Job 1: Copy the rows exactly as they appear, from the line with "word: Thus: [745, 1618, 823, 1660]" to the line with "text-segment: (Faith) one", including both of those lines.

Provided passage:
* START *

Coverage by The Globe and Mail newspaper on 9 November led Prime Minister Stephen Harper to announce later that day that he would name a special independent adviser in the days ahead, to investigate Schreiber's statements; Mulroney promised his full cooperation. Harper also announced that federal Conservative caucus members were to have nothing to do with Mulroney while the investigative process unfolded, and denied any personal dealings with Schreiber. The Globe and Mail, which had published a large front-page picture on 9 November 2007 showing Mulroney meeting with Schreiber in the prime minister's office (accompanied by two of Mulroney's senior staff members), continued its extensive coverage on 10 November, and other Canadian media outlets also took up the story.

On 13 November 2007, after Mulroney requested a public inquiry, Prime Minister Harper announced that a full public inquiry would take place.

The day after, on 14 November 2007, a report on CBC.ca quoted expert opinion saying that Schreiber's potential extradition to Germany could be delayed further by the timing of the public inquiry. On the same day, Prime Minister Harper announced that David Lloyd Johnston, president of the University of Waterloo, would set the terms of the public inquiry, and would report to the Prime Minister by 11 January 2008. Also on 14 November, the Royal Canadian Mounted Police announced that they would begin a review of these matters; the RCMP had originally investigated the situation starting in the late 1980s.

On 15 November 2007, Schreiber lost his extradition appeal. Crown lawyers said that Justice Minister Rob Nicholson would wait at least 15 days before extraditing Schreiber to Germany. However, Schreiber has vowed that he would not cooperate with the public inquiry if he was extradited. Minister of Public Safety Stockwell Day stated on 16 November that Schreiber would have to cooperate with the inquiry, regardless of circumstances, and Bavarian prosecutors stated they would abide by the Canadian government's decisions on Schreiber's extradition.

On 21 November 2007, The Globe and Mail reported that Mulroney spokesman Luc Lavoie stated Mulroney was broke in late August 1993, when he accepted the first $100,000 cash payment from Schreiber, while still a member of the House of Commons of Canada.

* END *

Raw data:
* START *

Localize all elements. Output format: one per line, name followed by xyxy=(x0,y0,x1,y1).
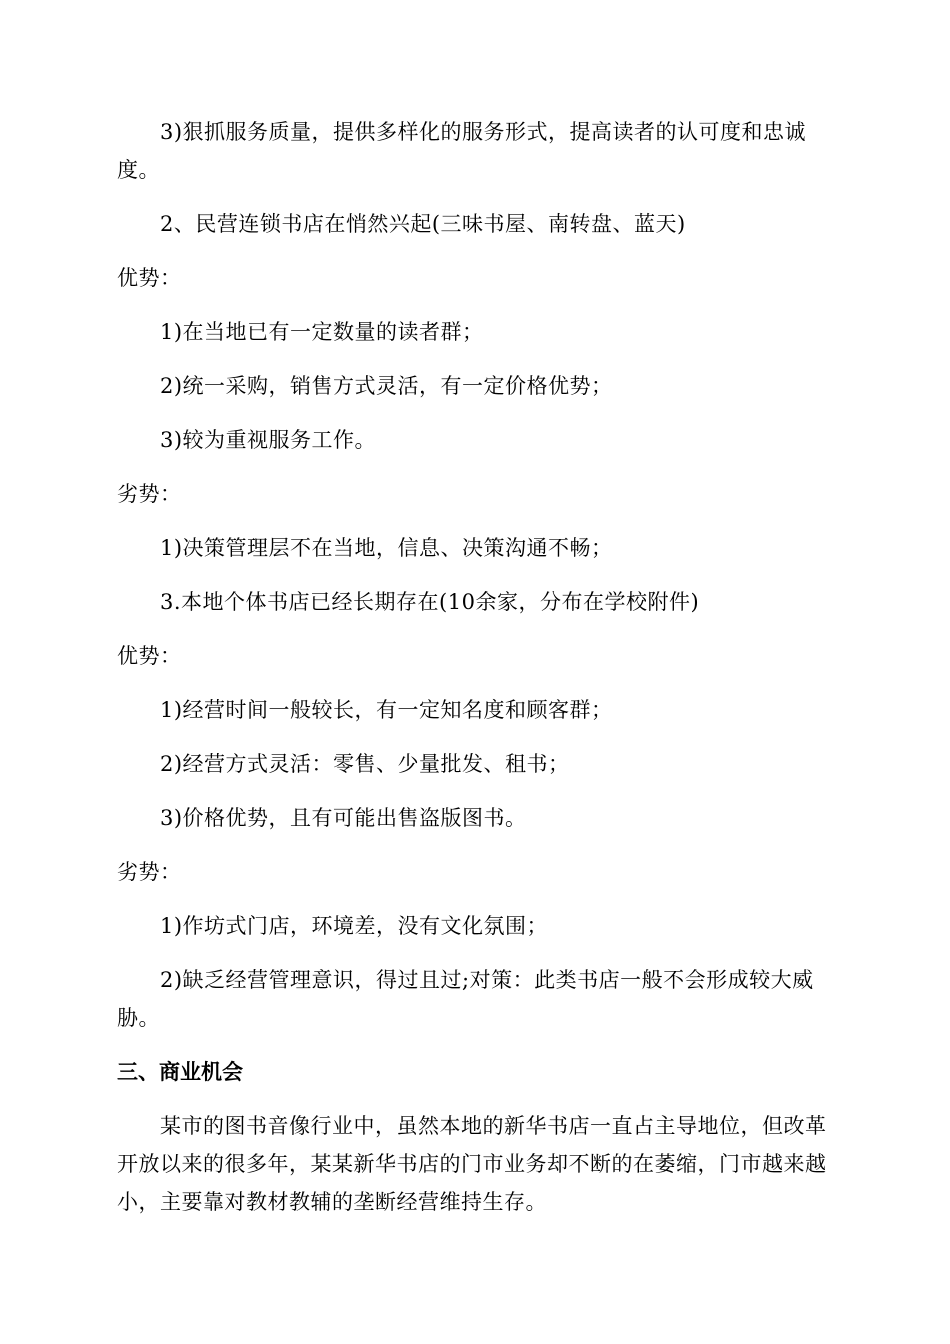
list-item: 3)较为重视服务工作。 xyxy=(160,428,377,452)
paragraph-business-opportunity: 某市的图书音像行业中，虽然本地的新华书店一直占主导地位，但改革开放以来的很多年，某某新华书店的门市业务却不断的在萎缩，门市越来越小，主要靠对教材教辅的垄断经营维持生存。 xyxy=(117,1114,827,1214)
paragraph-local-independent-stores: 3.本地个体书店已经长期存在(10余家，分布在学校附件) xyxy=(160,590,700,614)
list-item: 1)决策管理层不在当地，信息、决策沟通不畅； xyxy=(160,536,613,560)
list-item: 1)经营时间一般较长，有一定知名度和顾客群； xyxy=(160,698,613,722)
paragraph-service-quality: 3)狠抓服务质量，提供多样化的服务形式，提高读者的认可度和忠诚度。 xyxy=(117,120,807,182)
list-item: 1)在当地已有一定数量的读者群； xyxy=(160,320,484,344)
list-item: 3)价格优势，且有可能出售盗版图书。 xyxy=(160,806,527,830)
list-item: 2)经营方式灵活：零售、少量批发、租书； xyxy=(160,752,570,776)
list-item: 2)统一采购，销售方式灵活，有一定价格优势； xyxy=(160,374,613,398)
section-heading: 三、商业机会 xyxy=(117,1060,243,1084)
label-strengths: 优势： xyxy=(117,266,182,290)
list-item: 1)作坊式门店，环境差，没有文化氛围； xyxy=(160,914,549,938)
paragraph-private-chain-stores: 2、民营连锁书店在悄然兴起(三味书屋、南转盘、蓝天) xyxy=(160,212,686,236)
label-strengths: 优势： xyxy=(117,644,182,668)
document-body xyxy=(117,113,833,1237)
list-item: 2)缺乏经营管理意识，得过且过;对策：此类书店一般不会形成较大威胁。 xyxy=(117,968,814,1030)
label-weaknesses: 劣势： xyxy=(117,860,182,884)
label-weaknesses: 劣势： xyxy=(117,482,182,506)
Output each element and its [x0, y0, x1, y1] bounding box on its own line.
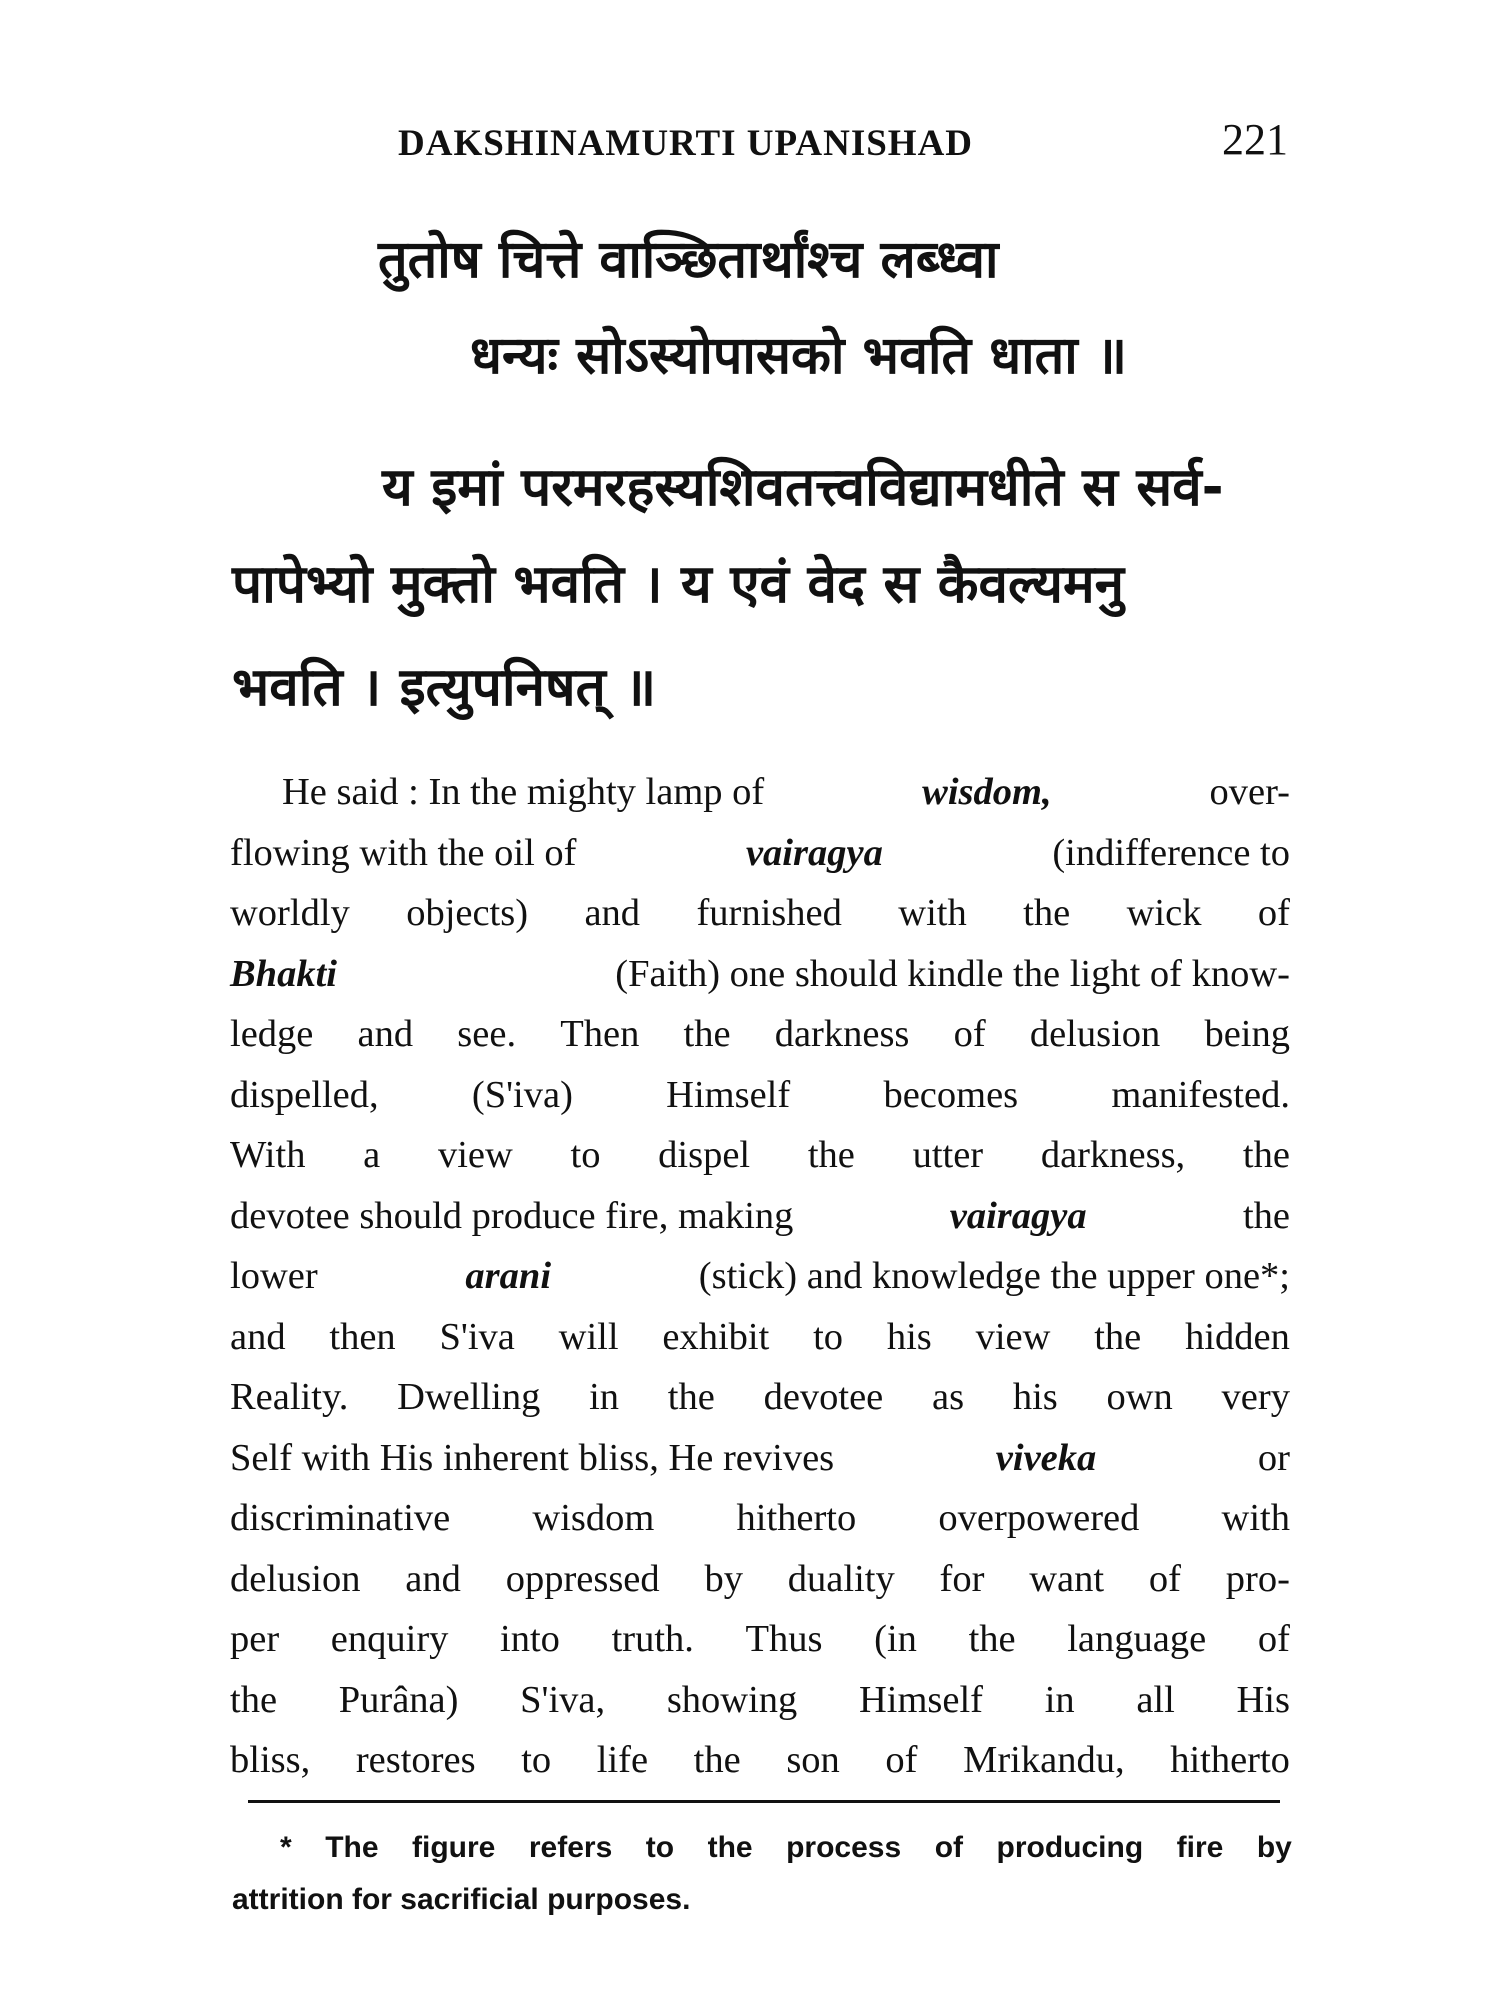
word: Thus: [745, 1618, 823, 1660]
text-line: [230, 1246, 1290, 1307]
text-line: [230, 1004, 1290, 1065]
text-segment: [230, 883, 1290, 944]
word: of: [1257, 1618, 1290, 1660]
word: refers: [528, 1831, 613, 1864]
word: view: [437, 1134, 513, 1176]
word: showing: [666, 1678, 798, 1721]
word: devotee: [763, 1376, 884, 1418]
word: (in: [874, 1618, 917, 1660]
word: The: [325, 1831, 379, 1864]
footnote-line: [232, 1822, 1292, 1874]
word: hitherto: [736, 1497, 857, 1539]
text-line: [230, 1186, 1290, 1247]
word: to: [813, 1315, 844, 1358]
word: with: [898, 892, 967, 934]
word: restores: [355, 1739, 476, 1781]
word: duality: [787, 1557, 895, 1600]
text-line: [230, 823, 1290, 884]
word: as: [932, 1376, 965, 1418]
word: exhibit: [662, 1315, 770, 1358]
word: furnished: [696, 892, 842, 934]
text-segment: [230, 1730, 1290, 1791]
text-segment: (Faith) one should kindle the light of know-: [615, 952, 1290, 995]
word: see.: [457, 1013, 517, 1055]
word: for: [939, 1557, 985, 1600]
text-line: [230, 1670, 1290, 1731]
word: Himself: [666, 1073, 791, 1116]
word: hitherto: [1170, 1739, 1290, 1781]
word: very: [1221, 1376, 1290, 1418]
text-segment: Self with His inherent bliss, He revives: [230, 1436, 835, 1479]
word: own: [1106, 1376, 1173, 1418]
sanskrit-colophon-line-2: पापेभ्यो मुक्तो भवति । य एवं वेद स कैवल्यमनु: [232, 554, 1125, 615]
word: manifested.: [1111, 1073, 1290, 1116]
text-segment: [230, 1125, 1290, 1186]
text-line: [230, 1549, 1290, 1610]
text-segment: [230, 1488, 1290, 1549]
word: becomes: [883, 1073, 1019, 1116]
text-segment: He said : In the mighty lamp of: [282, 771, 765, 813]
word: Dwelling: [397, 1376, 541, 1418]
word: per: [230, 1618, 280, 1660]
word: want: [1029, 1557, 1105, 1600]
word: by: [1256, 1831, 1292, 1864]
word: and: [357, 1013, 414, 1055]
text-line: [230, 762, 1290, 823]
word: discriminative: [230, 1497, 451, 1539]
text-line: [230, 944, 1290, 1005]
italic-term: arani: [465, 1255, 552, 1297]
word: objects): [406, 892, 529, 934]
text-segment: [230, 1065, 1290, 1126]
word: of: [1148, 1557, 1181, 1600]
word: to: [645, 1831, 675, 1864]
word: and: [230, 1315, 286, 1358]
word: process: [786, 1831, 902, 1864]
word: in: [1044, 1678, 1075, 1721]
word: of: [953, 1013, 986, 1055]
text-line: [230, 1065, 1290, 1126]
word: bliss,: [230, 1739, 311, 1781]
footnote-divider: [248, 1800, 1280, 1803]
text-segment: lower: [230, 1255, 318, 1297]
word: the: [968, 1618, 1016, 1660]
page-number: 221: [1222, 115, 1288, 164]
text-line: [230, 1367, 1290, 1428]
word: and: [584, 892, 641, 934]
word: of: [934, 1831, 964, 1864]
word: to: [521, 1739, 552, 1781]
word: wick: [1126, 892, 1202, 934]
text-segment: [230, 1670, 1290, 1731]
footnote-line: [232, 1874, 1292, 1926]
text-segment: (indifference to: [1052, 831, 1290, 874]
word: pro-: [1225, 1557, 1290, 1600]
italic-term: wisdom,: [922, 771, 1052, 813]
text-segment: [230, 1609, 1290, 1670]
word: dispel: [658, 1134, 751, 1176]
footnote: [232, 1822, 1292, 1926]
word: the: [693, 1739, 741, 1781]
text-segment: or: [1257, 1436, 1290, 1479]
word: oppressed: [505, 1557, 660, 1600]
word: view: [975, 1315, 1051, 1358]
text-line: [230, 1428, 1290, 1489]
word: of: [885, 1739, 918, 1781]
word: dispelled,: [230, 1073, 379, 1116]
text-segment: flowing with the oil of: [230, 831, 577, 874]
word: the: [230, 1678, 278, 1721]
text-segment: devotee should produce fire, making: [230, 1194, 794, 1237]
word: into: [500, 1618, 560, 1660]
word: utter: [912, 1134, 984, 1176]
text-segment: [230, 1549, 1290, 1610]
word: truth.: [611, 1618, 694, 1660]
text-line: [230, 1125, 1290, 1186]
text-line: [230, 1609, 1290, 1670]
italic-term: vairagya: [949, 1194, 1087, 1237]
text-line: [230, 1307, 1290, 1368]
footnote-text: attrition for sacrificial purposes.: [232, 1883, 691, 1916]
sanskrit-verse-line-2: धन्यः सोऽस्योपासको भवति धाता ॥: [470, 326, 1127, 386]
sanskrit-colophon-line-1: य इमां परमरहस्यशिवतत्त्वविद्यामधीते स सर्व-: [382, 457, 1224, 518]
word: worldly: [230, 892, 350, 934]
text-line: [230, 883, 1290, 944]
word: producing: [996, 1831, 1144, 1864]
word: the: [683, 1013, 731, 1055]
word: wisdom: [532, 1497, 655, 1539]
word: S'iva: [439, 1315, 515, 1358]
word: Then: [560, 1013, 640, 1055]
word: of: [1257, 892, 1290, 934]
italic-term: Bhakti: [230, 952, 337, 995]
word: language: [1067, 1618, 1207, 1660]
word: son: [786, 1739, 840, 1781]
word: (S'iva): [471, 1073, 573, 1116]
word: in: [589, 1376, 620, 1418]
word: his: [886, 1315, 932, 1358]
word: ledge: [230, 1013, 314, 1055]
word: the: [1023, 892, 1071, 934]
word: all: [1136, 1678, 1175, 1721]
word: With: [230, 1134, 306, 1176]
word: delusion: [1029, 1013, 1161, 1055]
word: S'iva,: [520, 1678, 606, 1721]
word: overpowered: [938, 1497, 1140, 1539]
text-line: [230, 1488, 1290, 1549]
word: fire: [1176, 1831, 1224, 1864]
text-segment: over-: [1209, 771, 1290, 813]
text-segment: (stick) and knowledge the upper one*;: [698, 1255, 1290, 1297]
word: Himself: [858, 1678, 984, 1721]
text-segment: [230, 1367, 1290, 1428]
word: the: [667, 1376, 715, 1418]
word: with: [1221, 1497, 1290, 1539]
word: and: [405, 1557, 461, 1600]
word: figure: [412, 1831, 496, 1864]
word: then: [329, 1315, 396, 1358]
word: Reality.: [230, 1376, 349, 1418]
text-segment: the: [1242, 1194, 1290, 1237]
italic-term: vairagya: [745, 831, 883, 874]
text-line: [230, 1730, 1290, 1791]
word: to: [570, 1134, 601, 1176]
text-segment: [230, 1307, 1290, 1368]
word: life: [596, 1739, 649, 1781]
translation-paragraph: [230, 762, 1290, 1791]
word: the: [707, 1831, 753, 1864]
word: darkness: [774, 1013, 910, 1055]
word: a: [363, 1134, 381, 1176]
word: His: [1236, 1678, 1290, 1721]
word: hidden: [1185, 1315, 1290, 1358]
word: darkness,: [1040, 1134, 1186, 1176]
word: Purâna): [338, 1678, 459, 1721]
word: his: [1012, 1376, 1058, 1418]
word: by: [704, 1557, 743, 1600]
sanskrit-colophon-line-3: भवति । इत्युपनिषत् ॥: [232, 657, 657, 718]
footnote-text: [280, 1822, 1292, 1874]
italic-term: viveka: [995, 1436, 1097, 1479]
word: being: [1204, 1013, 1290, 1055]
word: the: [807, 1134, 855, 1176]
word: *: [280, 1831, 292, 1864]
word: delusion: [230, 1557, 361, 1600]
running-title: DAKSHINAMURTI UPANISHAD: [398, 123, 974, 164]
word: the: [1094, 1315, 1142, 1358]
sanskrit-verse-line-1: तुतोष चित्ते वाञ्छितार्थांश्च लब्ध्वा: [378, 230, 999, 290]
word: enquiry: [330, 1618, 449, 1660]
word: Mrikandu,: [963, 1739, 1125, 1781]
text-segment: [230, 1004, 1290, 1065]
word: will: [558, 1315, 619, 1358]
word: the: [1242, 1134, 1290, 1176]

* END *

Job 2: According to the passage about the Schreiber inquiry, who did Prime Minister Harper announce would set the terms of the public inquiry?

Full response 1:
word: Thus: [745, 1618, 823, 1660]
text-line: [230, 1246, 1290, 1307]
text-line: [230, 1004, 1290, 1065]
text-segment: [230, 883, 1290, 944]
word: of: [1257, 1618, 1290, 1660]
word: refers: [528, 1831, 613, 1864]
word: view: [437, 1134, 513, 1176]
word: showing: [666, 1678, 798, 1721]
word: devotee: [763, 1376, 884, 1418]
word: (in: [874, 1618, 917, 1660]
word: The: [325, 1831, 379, 1864]
footnote-line: [232, 1822, 1292, 1874]
word: hitherto: [736, 1497, 857, 1539]
text-line: [230, 1186, 1290, 1247]
word: to: [813, 1315, 844, 1358]
word: with: [898, 892, 967, 934]
word: restores: [355, 1739, 476, 1781]
word: duality: [787, 1557, 895, 1600]
text-line: [230, 823, 1290, 884]
word: as: [932, 1376, 965, 1418]
word: exhibit: [662, 1315, 770, 1358]
word: furnished: [696, 892, 842, 934]
text-segment: [230, 1730, 1290, 1791]
text-segment: (Faith) one should kindle the light of know-: [615, 952, 1290, 995]

Full response 2: David Lloyd Johnston, president of the University of Waterloo.